>> begin
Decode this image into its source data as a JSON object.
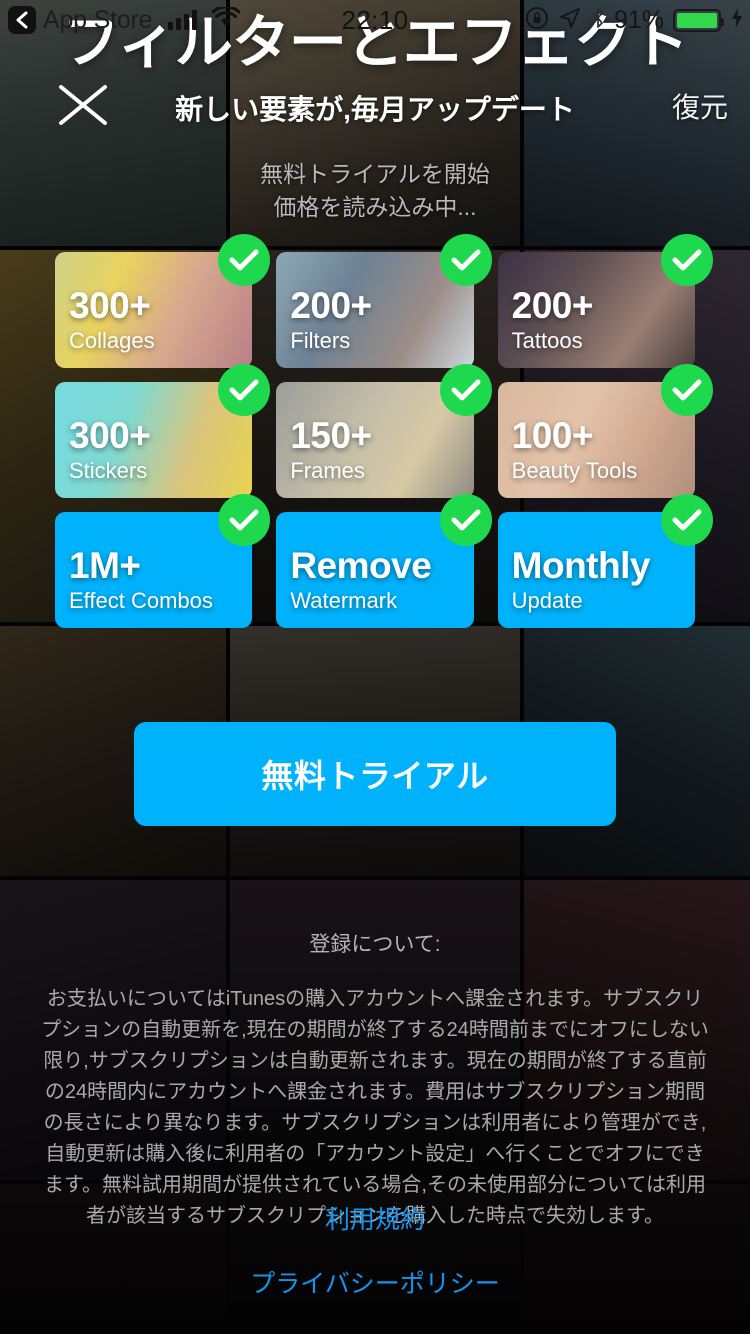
{
  "statusbar": {
    "back_label": "App Store",
    "time": "22:10",
    "battery_percent": "91%",
    "icons": [
      "back-chevron-icon",
      "signal-bars-icon",
      "wifi-icon",
      "rotation-lock-icon",
      "location-arrow-icon",
      "bluetooth-icon",
      "battery-icon",
      "charging-bolt-icon"
    ]
  },
  "header": {
    "title": "フィルターとエフェクト",
    "subtitle": "新しい要素が,毎月アップデート",
    "close_label": "✕",
    "restore_label": "復元"
  },
  "price": {
    "line1": "無料トライアルを開始",
    "line2": "価格を読み込み中..."
  },
  "features": {
    "rows": [
      [
        {
          "big": "300+",
          "small": "Collages",
          "style": "photo",
          "photo": "collage-photo"
        },
        {
          "big": "200+",
          "small": "Filters",
          "style": "photo",
          "photo": "portrait-photo"
        },
        {
          "big": "200+",
          "small": "Tattoos",
          "style": "photo",
          "photo": "tattoo-photo"
        }
      ],
      [
        {
          "big": "300+",
          "small": "Stickers",
          "style": "photo",
          "photo": "stickers-photo"
        },
        {
          "big": "150+",
          "small": "Frames",
          "style": "photo",
          "photo": "frames-photo"
        },
        {
          "big": "100+",
          "small": "Beauty Tools",
          "style": "photo",
          "photo": "beauty-photo"
        }
      ],
      [
        {
          "big": "1M+",
          "small": "Effect Combos",
          "style": "solid",
          "photo": ""
        },
        {
          "big": "Remove",
          "small": "Watermark",
          "style": "solid",
          "photo": ""
        },
        {
          "big": "Monthly",
          "small": "Update",
          "style": "solid",
          "photo": ""
        }
      ]
    ],
    "badge_icon": "check-icon"
  },
  "cta": {
    "label": "無料トライアル"
  },
  "legal": {
    "heading": "登録について:",
    "paragraph": "お支払いについてはiTunesの購入アカウントへ課金されます。サブスクリプションの自動更新を,現在の期間が終了する24時間前までにオフにしない限り,サブスクリプションは自動更新されます。現在の期間が終了する直前の24時間内にアカウントへ課金されます。費用はサブスクリプション期間の長さにより異なります。サブスクリプションは利用者により管理ができ,自動更新は購入後に利用者の「アカウント設定」へ行くことでオフにできます。無料試用期間が提供されている場合,その未使用部分については利用者が該当するサブスクリプションを購入した時点で失効します。"
  },
  "links": {
    "terms": "利用規約",
    "privacy": "プライバシーポリシー"
  },
  "colors": {
    "accent_blue": "#00b2fb",
    "check_green": "#1ed94e",
    "link_blue": "#1395ef",
    "battery_green": "#32d74b"
  }
}
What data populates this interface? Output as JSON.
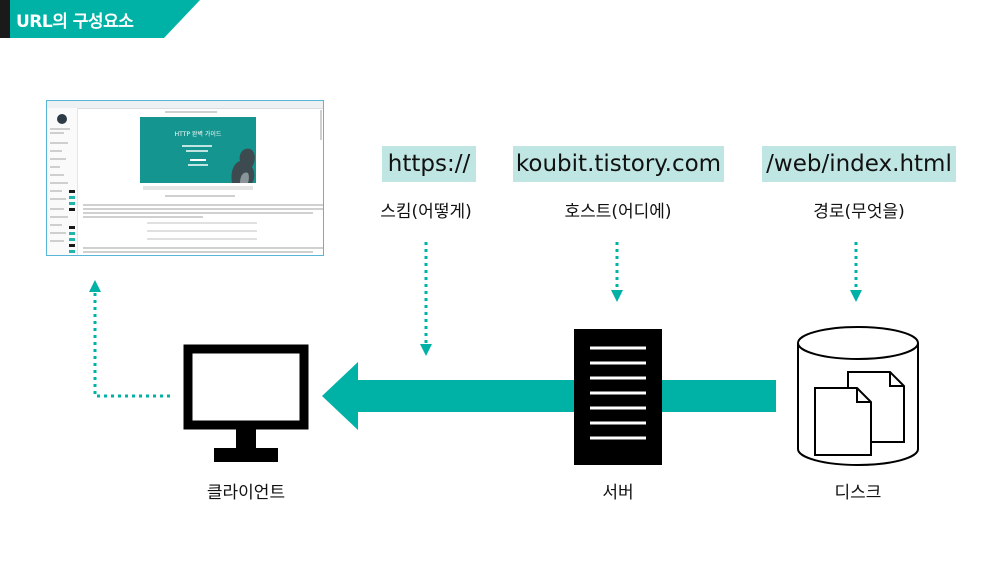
{
  "header": {
    "title": "URL의 구성요소"
  },
  "parts": [
    {
      "label": "https://",
      "caption": "스킴(어떻게)"
    },
    {
      "label": "koubit.tistory.com",
      "caption": "호스트(어디에)"
    },
    {
      "label": "/web/index.html",
      "caption": "경로(무엇을)"
    }
  ],
  "nodes": {
    "client": "클라이언트",
    "server": "서버",
    "disk": "디스크"
  },
  "screenshot": {
    "banner_title": "HTTP 완벽 가이드"
  },
  "colors": {
    "accent": "#00b2a6",
    "label_bg": "#bfe6e3",
    "dark": "#000000"
  }
}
>> end
● **CHALLENGE**: All lines in the data that contain the word "caption" should be copied.

● **THE SOLUTION**:
      "caption": "스킴(어떻게)"
      "caption": "호스트(어디에)"
      "caption": "경로(무엇을)"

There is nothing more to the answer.